[Stored entries]
*****
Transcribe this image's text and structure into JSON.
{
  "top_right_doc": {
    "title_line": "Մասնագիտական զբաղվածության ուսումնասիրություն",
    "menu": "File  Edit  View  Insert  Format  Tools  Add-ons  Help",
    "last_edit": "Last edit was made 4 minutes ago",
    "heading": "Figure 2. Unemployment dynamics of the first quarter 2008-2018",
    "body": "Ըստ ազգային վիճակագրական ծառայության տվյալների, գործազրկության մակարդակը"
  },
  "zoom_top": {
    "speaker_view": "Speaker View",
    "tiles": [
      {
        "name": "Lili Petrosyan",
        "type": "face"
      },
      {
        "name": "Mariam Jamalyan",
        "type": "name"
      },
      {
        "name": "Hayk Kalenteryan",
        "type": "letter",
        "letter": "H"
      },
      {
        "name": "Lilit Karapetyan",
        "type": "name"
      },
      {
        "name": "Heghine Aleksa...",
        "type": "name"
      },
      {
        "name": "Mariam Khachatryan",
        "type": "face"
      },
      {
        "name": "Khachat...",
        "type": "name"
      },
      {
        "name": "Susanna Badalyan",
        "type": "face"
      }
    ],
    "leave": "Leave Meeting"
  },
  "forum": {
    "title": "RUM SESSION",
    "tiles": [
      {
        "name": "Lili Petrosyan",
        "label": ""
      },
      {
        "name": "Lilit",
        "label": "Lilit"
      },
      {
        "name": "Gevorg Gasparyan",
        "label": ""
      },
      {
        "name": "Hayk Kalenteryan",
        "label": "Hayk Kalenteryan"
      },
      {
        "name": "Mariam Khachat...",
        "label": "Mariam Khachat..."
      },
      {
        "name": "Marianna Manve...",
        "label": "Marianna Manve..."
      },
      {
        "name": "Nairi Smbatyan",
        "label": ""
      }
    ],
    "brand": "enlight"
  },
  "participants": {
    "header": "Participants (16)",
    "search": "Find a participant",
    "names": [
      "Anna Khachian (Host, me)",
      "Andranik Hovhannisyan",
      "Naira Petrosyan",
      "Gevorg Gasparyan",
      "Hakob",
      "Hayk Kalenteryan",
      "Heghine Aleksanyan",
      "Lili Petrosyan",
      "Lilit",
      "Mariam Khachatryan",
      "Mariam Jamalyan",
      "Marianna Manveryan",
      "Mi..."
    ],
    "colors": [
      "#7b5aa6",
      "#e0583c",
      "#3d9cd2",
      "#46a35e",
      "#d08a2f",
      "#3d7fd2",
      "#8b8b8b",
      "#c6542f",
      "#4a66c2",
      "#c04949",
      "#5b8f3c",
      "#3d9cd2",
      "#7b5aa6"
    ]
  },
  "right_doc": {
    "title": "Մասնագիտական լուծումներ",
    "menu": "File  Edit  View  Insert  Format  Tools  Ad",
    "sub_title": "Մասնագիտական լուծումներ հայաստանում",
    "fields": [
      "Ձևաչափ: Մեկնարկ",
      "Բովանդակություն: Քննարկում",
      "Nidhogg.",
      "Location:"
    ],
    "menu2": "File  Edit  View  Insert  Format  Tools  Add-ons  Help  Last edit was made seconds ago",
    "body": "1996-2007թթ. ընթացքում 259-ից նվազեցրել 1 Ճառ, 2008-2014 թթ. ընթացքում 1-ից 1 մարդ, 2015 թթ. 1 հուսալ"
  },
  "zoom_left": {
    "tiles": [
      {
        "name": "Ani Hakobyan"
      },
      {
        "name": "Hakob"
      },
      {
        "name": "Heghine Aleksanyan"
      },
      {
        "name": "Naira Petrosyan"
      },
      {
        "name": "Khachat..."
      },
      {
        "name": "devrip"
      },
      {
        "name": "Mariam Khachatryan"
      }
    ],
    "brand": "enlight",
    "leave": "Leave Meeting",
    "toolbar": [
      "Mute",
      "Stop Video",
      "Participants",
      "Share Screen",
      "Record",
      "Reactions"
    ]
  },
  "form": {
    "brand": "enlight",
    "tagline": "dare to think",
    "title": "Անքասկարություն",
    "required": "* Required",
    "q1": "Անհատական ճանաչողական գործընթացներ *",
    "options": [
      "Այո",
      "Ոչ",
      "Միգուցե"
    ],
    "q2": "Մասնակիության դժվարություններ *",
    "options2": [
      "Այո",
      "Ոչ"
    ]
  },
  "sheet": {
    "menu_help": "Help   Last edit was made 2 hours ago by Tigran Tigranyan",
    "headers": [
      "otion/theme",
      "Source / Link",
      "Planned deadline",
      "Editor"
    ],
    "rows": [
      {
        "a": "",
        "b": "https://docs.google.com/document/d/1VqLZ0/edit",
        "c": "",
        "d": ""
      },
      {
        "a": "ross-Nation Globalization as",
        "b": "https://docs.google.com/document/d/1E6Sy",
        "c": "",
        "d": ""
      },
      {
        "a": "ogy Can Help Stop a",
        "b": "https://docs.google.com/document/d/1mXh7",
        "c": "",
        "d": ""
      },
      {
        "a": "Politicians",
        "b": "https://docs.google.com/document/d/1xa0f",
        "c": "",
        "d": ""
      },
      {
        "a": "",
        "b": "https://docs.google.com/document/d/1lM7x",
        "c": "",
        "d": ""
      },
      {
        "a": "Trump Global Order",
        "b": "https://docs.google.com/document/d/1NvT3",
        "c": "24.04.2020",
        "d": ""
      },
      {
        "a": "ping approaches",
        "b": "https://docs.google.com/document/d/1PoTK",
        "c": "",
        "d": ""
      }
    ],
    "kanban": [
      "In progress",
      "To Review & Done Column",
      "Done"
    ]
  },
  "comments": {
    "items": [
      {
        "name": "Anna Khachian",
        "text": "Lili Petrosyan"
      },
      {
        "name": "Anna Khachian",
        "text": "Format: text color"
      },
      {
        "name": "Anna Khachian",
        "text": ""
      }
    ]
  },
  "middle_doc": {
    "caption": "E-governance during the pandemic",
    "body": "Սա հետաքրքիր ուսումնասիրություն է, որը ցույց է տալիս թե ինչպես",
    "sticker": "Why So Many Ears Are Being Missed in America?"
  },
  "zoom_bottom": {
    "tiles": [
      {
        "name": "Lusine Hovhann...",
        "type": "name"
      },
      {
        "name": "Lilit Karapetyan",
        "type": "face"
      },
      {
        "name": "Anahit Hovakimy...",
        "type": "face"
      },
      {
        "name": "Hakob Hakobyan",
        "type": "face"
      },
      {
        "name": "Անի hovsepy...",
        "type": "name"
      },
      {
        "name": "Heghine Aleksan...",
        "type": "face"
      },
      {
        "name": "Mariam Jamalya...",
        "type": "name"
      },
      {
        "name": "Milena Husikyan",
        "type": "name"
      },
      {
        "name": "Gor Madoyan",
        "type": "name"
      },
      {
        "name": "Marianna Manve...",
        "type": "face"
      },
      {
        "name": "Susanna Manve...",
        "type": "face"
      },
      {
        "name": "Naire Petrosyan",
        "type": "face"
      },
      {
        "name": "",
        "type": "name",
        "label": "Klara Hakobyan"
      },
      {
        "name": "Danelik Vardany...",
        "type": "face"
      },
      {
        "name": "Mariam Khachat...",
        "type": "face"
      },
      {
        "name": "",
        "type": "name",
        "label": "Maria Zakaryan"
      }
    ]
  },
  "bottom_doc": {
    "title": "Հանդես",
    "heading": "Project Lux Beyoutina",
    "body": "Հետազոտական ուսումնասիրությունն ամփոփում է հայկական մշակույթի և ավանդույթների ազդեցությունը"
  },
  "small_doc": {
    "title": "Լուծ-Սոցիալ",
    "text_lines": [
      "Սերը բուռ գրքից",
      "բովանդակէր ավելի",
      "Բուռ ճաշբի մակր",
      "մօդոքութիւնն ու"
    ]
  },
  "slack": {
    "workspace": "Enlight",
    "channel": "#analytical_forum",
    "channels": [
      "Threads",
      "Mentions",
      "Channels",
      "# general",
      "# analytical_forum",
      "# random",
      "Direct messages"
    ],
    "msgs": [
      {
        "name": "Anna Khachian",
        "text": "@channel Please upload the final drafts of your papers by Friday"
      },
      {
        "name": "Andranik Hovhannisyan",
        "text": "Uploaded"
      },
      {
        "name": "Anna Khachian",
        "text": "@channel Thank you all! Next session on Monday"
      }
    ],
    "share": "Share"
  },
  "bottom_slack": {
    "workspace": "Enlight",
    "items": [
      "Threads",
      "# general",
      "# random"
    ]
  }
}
*****
### THE TASK
In the listing above, how many lines include the word "label"? Answer with the number and nothing more.

### SOLUTION TO THIS EXERCISE
9